Reproduce the listing below word for word, leaving out any pictures.

start EXTRACTED MATERIAL

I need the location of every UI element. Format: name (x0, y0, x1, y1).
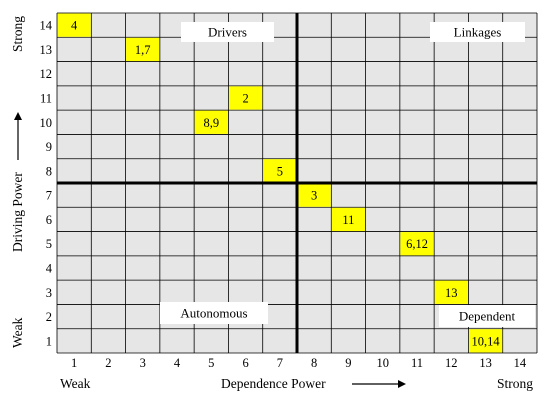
data-cell-label: 10,14 (472, 334, 501, 348)
data-cell: 11 (331, 207, 366, 232)
x-low-label: Weak (60, 376, 91, 391)
quadrant-label: Autonomous (160, 302, 268, 324)
y-high-label: Strong (10, 16, 25, 52)
x-tick-label: 12 (445, 356, 458, 370)
data-cell-label: 4 (71, 19, 78, 33)
data-cell-label: 11 (342, 213, 354, 227)
data-cell: 4 (57, 13, 91, 37)
x-tick-label: 1 (71, 356, 77, 370)
x-axis-arrow (352, 380, 406, 388)
data-cell-label: 8,9 (203, 116, 219, 130)
data-cell: 10,14 (468, 329, 503, 353)
x-tick-label: 7 (277, 356, 283, 370)
y-low-label: Weak (10, 317, 25, 348)
y-tick-label: 4 (46, 262, 53, 276)
data-cell: 3 (297, 183, 331, 207)
x-tick-label: 2 (105, 356, 111, 370)
y-tick-label: 2 (46, 310, 52, 324)
x-tick-label: 3 (140, 356, 146, 370)
data-cells: 4 1,7 2 8,9 5 3 11 6,12 13 10,14 (57, 13, 503, 353)
y-tick-label: 3 (46, 286, 52, 300)
data-cell: 1,7 (126, 37, 160, 62)
y-tick-label: 9 (46, 140, 52, 154)
data-cell-label: 6,12 (406, 237, 428, 251)
data-cell-fill (194, 110, 228, 134)
quadrant-label: Drivers (181, 22, 274, 42)
quadrant-label: Dependent (439, 305, 535, 327)
data-cell-label: 1,7 (135, 43, 151, 57)
data-cell-fill (297, 183, 331, 207)
x-tick-label: 8 (311, 356, 317, 370)
x-tick-label: 14 (514, 356, 527, 370)
y-tick-label: 12 (40, 67, 53, 81)
x-tick-label: 10 (376, 356, 389, 370)
quadrant-label-box (160, 302, 268, 324)
data-cell-fill (468, 329, 503, 353)
x-axis-title: Dependence Power (221, 376, 326, 391)
data-cell-fill (434, 280, 468, 304)
y-tick-label: 10 (40, 116, 53, 130)
data-cell: 13 (434, 280, 468, 304)
y-tick-label: 8 (46, 164, 52, 178)
data-cell: 8,9 (194, 110, 228, 134)
data-cell-label: 3 (311, 189, 317, 203)
x-high-label: Strong (497, 376, 533, 391)
data-cell-label: 2 (242, 92, 248, 106)
y-tick-label: 7 (46, 189, 52, 203)
y-axis-arrow (14, 112, 22, 160)
quadrant-labels: Drivers Linkages Autonomous Dependent (160, 22, 535, 327)
quadrant-label-text: Autonomous (180, 306, 247, 321)
x-tick-label: 13 (479, 356, 492, 370)
data-cell-fill (126, 37, 160, 62)
quadrant-dividers (57, 13, 537, 353)
data-cell-fill (400, 232, 434, 256)
data-cell-fill (228, 86, 263, 110)
y-tick-label: 14 (40, 19, 53, 33)
y-tick-label: 6 (46, 213, 52, 227)
quadrant-label-box (430, 22, 525, 42)
data-cell-fill (331, 207, 366, 232)
data-cell: 6,12 (400, 232, 434, 256)
y-tick-label: 11 (40, 92, 52, 106)
x-tick-label: 5 (208, 356, 214, 370)
data-cell-fill (263, 159, 297, 183)
quadrant-label-box (181, 22, 274, 42)
y-tick-label: 13 (40, 43, 53, 57)
y-tick-label: 5 (46, 237, 52, 251)
data-cell: 5 (263, 159, 297, 183)
quadrant-label-box (439, 305, 535, 327)
x-tick-label: 11 (411, 356, 423, 370)
y-axis-title: Driving Power (10, 172, 25, 252)
quadrant-label: Linkages (430, 22, 525, 42)
data-cell-label: 5 (277, 164, 283, 178)
y-tick-label: 1 (46, 334, 52, 348)
quadrant-label-text: Linkages (454, 25, 502, 40)
x-tick-label: 4 (174, 356, 181, 370)
data-cell-fill (57, 13, 91, 37)
x-tick-label: 6 (242, 356, 248, 370)
x-tick-label: 9 (345, 356, 351, 370)
quadrant-label-text: Drivers (208, 25, 247, 40)
data-cell: 2 (228, 86, 263, 110)
quadrant-label-text: Dependent (459, 309, 516, 324)
data-cell-label: 13 (445, 286, 458, 300)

end EXTRACTED MATERIAL

REPLY:
I need the location of every UI element. Format: name (x0, y0, x1, y1).
data-cell-label: 10,14 (472, 334, 501, 348)
data-cell: 11 (331, 207, 366, 232)
x-low-label: Weak (60, 376, 91, 391)
quadrant-label: Autonomous (160, 302, 268, 324)
y-high-label: Strong (10, 16, 25, 52)
x-tick-label: 12 (445, 356, 458, 370)
data-cell-label: 4 (71, 19, 78, 33)
data-cell-label: 11 (342, 213, 354, 227)
data-cell: 4 (57, 13, 91, 37)
x-tick-label: 1 (71, 356, 77, 370)
x-axis-arrow (352, 380, 406, 388)
data-cell-label: 8,9 (203, 116, 219, 130)
data-cell: 10,14 (468, 329, 503, 353)
x-tick-label: 7 (277, 356, 283, 370)
y-low-label: Weak (10, 317, 25, 348)
y-tick-label: 4 (46, 262, 53, 276)
data-cell: 3 (297, 183, 331, 207)
x-tick-label: 2 (105, 356, 111, 370)
y-tick-label: 2 (46, 310, 52, 324)
x-tick-label: 3 (140, 356, 146, 370)
data-cells: 4 1,7 2 8,9 5 3 11 6,12 13 10,14 (57, 13, 503, 353)
y-tick-label: 3 (46, 286, 52, 300)
data-cell: 1,7 (126, 37, 160, 62)
y-tick-label: 9 (46, 140, 52, 154)
data-cell-label: 6,12 (406, 237, 428, 251)
data-cell-fill (194, 110, 228, 134)
quadrant-label: Drivers (181, 22, 274, 42)
quadrant-label: Dependent (439, 305, 535, 327)
data-cell-label: 1,7 (135, 43, 151, 57)
data-cell-fill (297, 183, 331, 207)
x-tick-label: 8 (311, 356, 317, 370)
x-tick-label: 14 (514, 356, 527, 370)
y-tick-label: 12 (40, 67, 53, 81)
x-tick-label: 10 (376, 356, 389, 370)
quadrant-label-box (160, 302, 268, 324)
data-cell-fill (468, 329, 503, 353)
x-axis-title: Dependence Power (221, 376, 326, 391)
data-cell-fill (434, 280, 468, 304)
y-tick-label: 10 (40, 116, 53, 130)
data-cell: 13 (434, 280, 468, 304)
y-tick-label: 8 (46, 164, 52, 178)
data-cell: 8,9 (194, 110, 228, 134)
data-cell-label: 3 (311, 189, 317, 203)
x-high-label: Strong (497, 376, 533, 391)
data-cell-label: 2 (242, 92, 248, 106)
y-tick-label: 7 (46, 189, 52, 203)
y-axis-arrow (14, 112, 22, 160)
quadrant-labels: Drivers Linkages Autonomous Dependent (160, 22, 535, 327)
quadrant-label-text: Autonomous (180, 306, 247, 321)
x-tick-label: 13 (479, 356, 492, 370)
data-cell-fill (126, 37, 160, 62)
quadrant-dividers (57, 13, 537, 353)
data-cell-fill (400, 232, 434, 256)
data-cell-fill (228, 86, 263, 110)
y-tick-label: 14 (40, 19, 53, 33)
y-tick-label: 6 (46, 213, 52, 227)
quadrant-label-box (430, 22, 525, 42)
data-cell-fill (331, 207, 366, 232)
data-cell: 6,12 (400, 232, 434, 256)
y-tick-label: 11 (40, 92, 52, 106)
x-tick-label: 5 (208, 356, 214, 370)
data-cell-fill (263, 159, 297, 183)
quadrant-label-box (181, 22, 274, 42)
y-tick-label: 13 (40, 43, 53, 57)
y-tick-label: 5 (46, 237, 52, 251)
data-cell: 5 (263, 159, 297, 183)
quadrant-label-box (439, 305, 535, 327)
x-tick-label: 11 (411, 356, 423, 370)
y-axis-title: Driving Power (10, 172, 25, 252)
quadrant-label: Linkages (430, 22, 525, 42)
data-cell-label: 5 (277, 164, 283, 178)
y-tick-label: 1 (46, 334, 52, 348)
quadrant-label-text: Linkages (454, 25, 502, 40)
x-tick-label: 4 (174, 356, 181, 370)
data-cell-fill (57, 13, 91, 37)
x-tick-label: 6 (242, 356, 248, 370)
x-tick-label: 9 (345, 356, 351, 370)
quadrant-label-text: Drivers (208, 25, 247, 40)
data-cell: 2 (228, 86, 263, 110)
quadrant-label-text: Dependent (459, 309, 516, 324)
data-cell-label: 13 (445, 286, 458, 300)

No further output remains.